TASK DIRECTIONS ->
Copy each line with the word "Beam" in it.

::::::::::

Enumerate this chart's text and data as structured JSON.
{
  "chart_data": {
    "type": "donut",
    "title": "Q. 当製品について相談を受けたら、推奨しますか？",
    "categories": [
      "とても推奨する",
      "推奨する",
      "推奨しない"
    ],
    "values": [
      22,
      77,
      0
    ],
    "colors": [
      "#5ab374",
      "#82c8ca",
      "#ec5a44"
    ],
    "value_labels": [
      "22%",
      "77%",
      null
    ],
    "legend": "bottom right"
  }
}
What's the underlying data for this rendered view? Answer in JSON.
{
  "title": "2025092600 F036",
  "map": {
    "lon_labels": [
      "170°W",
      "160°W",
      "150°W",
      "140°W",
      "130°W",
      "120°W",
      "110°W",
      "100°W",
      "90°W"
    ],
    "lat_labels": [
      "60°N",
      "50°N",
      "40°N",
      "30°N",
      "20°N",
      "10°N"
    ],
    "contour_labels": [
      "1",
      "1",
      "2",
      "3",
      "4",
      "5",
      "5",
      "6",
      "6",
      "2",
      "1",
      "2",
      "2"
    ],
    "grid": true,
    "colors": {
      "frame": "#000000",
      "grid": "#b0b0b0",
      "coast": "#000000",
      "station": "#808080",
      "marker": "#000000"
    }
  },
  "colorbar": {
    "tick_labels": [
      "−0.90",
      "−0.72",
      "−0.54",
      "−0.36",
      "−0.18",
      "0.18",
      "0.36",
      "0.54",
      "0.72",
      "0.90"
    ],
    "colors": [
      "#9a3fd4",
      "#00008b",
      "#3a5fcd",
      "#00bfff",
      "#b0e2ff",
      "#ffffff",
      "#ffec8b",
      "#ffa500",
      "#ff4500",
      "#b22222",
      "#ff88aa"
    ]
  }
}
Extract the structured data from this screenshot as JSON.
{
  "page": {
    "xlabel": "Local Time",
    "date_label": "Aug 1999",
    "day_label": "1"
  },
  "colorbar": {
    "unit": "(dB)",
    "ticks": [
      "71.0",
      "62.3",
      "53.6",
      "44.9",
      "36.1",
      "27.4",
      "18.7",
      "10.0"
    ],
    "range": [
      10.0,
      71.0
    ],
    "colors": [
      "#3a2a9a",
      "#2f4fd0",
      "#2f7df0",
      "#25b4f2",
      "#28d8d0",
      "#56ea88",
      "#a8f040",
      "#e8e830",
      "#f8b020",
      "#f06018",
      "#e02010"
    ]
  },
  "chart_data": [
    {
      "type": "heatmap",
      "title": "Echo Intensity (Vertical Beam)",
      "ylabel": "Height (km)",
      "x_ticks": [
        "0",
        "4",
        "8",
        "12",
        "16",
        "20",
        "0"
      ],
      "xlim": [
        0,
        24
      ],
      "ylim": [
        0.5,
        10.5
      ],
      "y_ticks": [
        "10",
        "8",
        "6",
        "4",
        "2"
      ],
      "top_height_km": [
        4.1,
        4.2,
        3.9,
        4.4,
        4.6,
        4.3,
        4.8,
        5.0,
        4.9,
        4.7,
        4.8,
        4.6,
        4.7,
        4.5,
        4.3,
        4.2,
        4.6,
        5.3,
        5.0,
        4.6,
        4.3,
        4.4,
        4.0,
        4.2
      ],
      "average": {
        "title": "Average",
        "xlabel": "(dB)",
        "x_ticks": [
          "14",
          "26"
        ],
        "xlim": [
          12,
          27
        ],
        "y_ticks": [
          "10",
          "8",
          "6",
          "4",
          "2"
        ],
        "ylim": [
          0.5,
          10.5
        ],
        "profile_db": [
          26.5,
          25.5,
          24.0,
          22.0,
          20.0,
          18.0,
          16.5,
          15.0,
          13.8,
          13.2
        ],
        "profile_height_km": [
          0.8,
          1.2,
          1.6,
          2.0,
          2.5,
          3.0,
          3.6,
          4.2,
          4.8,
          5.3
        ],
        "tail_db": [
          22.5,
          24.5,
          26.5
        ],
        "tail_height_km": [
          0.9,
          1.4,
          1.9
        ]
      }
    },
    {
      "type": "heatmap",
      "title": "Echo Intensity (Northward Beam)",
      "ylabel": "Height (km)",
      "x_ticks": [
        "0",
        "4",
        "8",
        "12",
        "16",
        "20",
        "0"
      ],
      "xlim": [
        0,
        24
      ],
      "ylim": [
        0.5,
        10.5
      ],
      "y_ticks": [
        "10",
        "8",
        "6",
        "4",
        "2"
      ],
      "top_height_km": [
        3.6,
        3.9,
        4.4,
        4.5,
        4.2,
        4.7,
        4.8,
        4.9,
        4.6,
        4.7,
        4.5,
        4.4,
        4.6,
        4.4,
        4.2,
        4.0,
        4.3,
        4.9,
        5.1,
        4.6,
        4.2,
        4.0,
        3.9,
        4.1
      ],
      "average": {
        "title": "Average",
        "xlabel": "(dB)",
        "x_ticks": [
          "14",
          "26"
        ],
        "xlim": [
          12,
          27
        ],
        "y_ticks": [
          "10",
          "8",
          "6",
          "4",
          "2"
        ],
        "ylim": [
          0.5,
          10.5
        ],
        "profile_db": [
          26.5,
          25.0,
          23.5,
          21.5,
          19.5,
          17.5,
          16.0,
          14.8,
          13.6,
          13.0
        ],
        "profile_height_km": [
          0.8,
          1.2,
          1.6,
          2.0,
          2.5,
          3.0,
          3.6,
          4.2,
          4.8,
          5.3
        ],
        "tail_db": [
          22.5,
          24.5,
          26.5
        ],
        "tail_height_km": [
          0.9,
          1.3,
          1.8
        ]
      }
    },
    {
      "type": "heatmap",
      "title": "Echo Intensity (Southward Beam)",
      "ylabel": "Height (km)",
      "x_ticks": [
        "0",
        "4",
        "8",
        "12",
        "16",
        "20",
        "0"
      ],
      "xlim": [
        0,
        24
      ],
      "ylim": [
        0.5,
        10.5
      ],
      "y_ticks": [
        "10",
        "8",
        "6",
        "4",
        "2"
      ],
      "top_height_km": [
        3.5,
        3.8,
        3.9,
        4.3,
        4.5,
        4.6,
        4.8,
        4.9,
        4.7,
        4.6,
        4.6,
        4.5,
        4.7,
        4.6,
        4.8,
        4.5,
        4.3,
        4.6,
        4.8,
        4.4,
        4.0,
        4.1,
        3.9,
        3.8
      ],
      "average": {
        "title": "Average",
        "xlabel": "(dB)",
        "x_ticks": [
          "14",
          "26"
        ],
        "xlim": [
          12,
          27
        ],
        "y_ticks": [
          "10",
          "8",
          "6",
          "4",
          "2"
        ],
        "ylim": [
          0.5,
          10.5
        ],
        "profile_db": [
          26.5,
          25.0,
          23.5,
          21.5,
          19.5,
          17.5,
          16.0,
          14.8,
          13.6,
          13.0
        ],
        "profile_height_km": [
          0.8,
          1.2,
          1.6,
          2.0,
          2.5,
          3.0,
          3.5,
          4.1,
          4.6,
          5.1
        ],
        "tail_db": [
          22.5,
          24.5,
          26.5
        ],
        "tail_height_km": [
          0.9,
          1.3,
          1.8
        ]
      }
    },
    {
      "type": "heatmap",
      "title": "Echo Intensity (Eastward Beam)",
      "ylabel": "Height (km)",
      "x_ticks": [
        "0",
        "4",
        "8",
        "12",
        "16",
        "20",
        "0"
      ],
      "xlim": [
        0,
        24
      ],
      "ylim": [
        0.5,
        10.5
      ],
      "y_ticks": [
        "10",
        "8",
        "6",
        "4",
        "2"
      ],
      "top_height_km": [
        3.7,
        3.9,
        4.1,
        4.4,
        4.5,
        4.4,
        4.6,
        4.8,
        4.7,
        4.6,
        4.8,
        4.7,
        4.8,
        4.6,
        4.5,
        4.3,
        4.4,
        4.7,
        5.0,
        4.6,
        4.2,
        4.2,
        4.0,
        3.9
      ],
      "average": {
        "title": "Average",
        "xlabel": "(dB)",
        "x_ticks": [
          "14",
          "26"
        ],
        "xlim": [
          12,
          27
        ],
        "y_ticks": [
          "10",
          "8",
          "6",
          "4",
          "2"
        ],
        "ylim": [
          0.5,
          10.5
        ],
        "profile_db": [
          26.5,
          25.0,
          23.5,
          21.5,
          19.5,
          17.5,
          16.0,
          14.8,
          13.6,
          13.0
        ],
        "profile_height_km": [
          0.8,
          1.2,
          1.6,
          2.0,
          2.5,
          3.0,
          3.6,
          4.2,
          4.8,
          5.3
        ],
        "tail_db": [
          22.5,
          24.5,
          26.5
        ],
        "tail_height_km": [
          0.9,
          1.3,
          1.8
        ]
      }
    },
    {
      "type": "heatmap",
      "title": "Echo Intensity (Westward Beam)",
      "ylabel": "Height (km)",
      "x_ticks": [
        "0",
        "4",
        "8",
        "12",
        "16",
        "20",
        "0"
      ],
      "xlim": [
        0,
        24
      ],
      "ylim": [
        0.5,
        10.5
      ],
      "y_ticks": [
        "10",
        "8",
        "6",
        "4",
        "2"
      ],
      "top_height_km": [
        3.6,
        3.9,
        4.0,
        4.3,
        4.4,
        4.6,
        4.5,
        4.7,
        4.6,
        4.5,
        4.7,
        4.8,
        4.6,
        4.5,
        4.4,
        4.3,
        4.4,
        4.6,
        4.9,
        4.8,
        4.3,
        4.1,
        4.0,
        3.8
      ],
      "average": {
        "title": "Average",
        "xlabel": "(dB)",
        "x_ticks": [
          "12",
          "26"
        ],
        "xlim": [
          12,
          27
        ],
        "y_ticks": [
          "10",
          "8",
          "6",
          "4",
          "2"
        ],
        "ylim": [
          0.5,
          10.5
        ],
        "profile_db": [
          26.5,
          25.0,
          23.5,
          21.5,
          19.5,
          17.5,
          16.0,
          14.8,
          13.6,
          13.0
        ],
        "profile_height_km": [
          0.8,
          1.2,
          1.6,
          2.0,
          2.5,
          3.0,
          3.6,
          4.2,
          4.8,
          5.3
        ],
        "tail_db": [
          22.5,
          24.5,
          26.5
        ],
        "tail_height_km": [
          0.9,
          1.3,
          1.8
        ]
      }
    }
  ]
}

::::::::::

PROBLEM SOLUTION ->
      "title": "Echo Intensity (Vertical Beam)",
      "title": "Echo Intensity (Northward Beam)",
      "title": "Echo Intensity (Southward Beam)",
      "title": "Echo Intensity (Eastward Beam)",
      "title": "Echo Intensity (Westward Beam)",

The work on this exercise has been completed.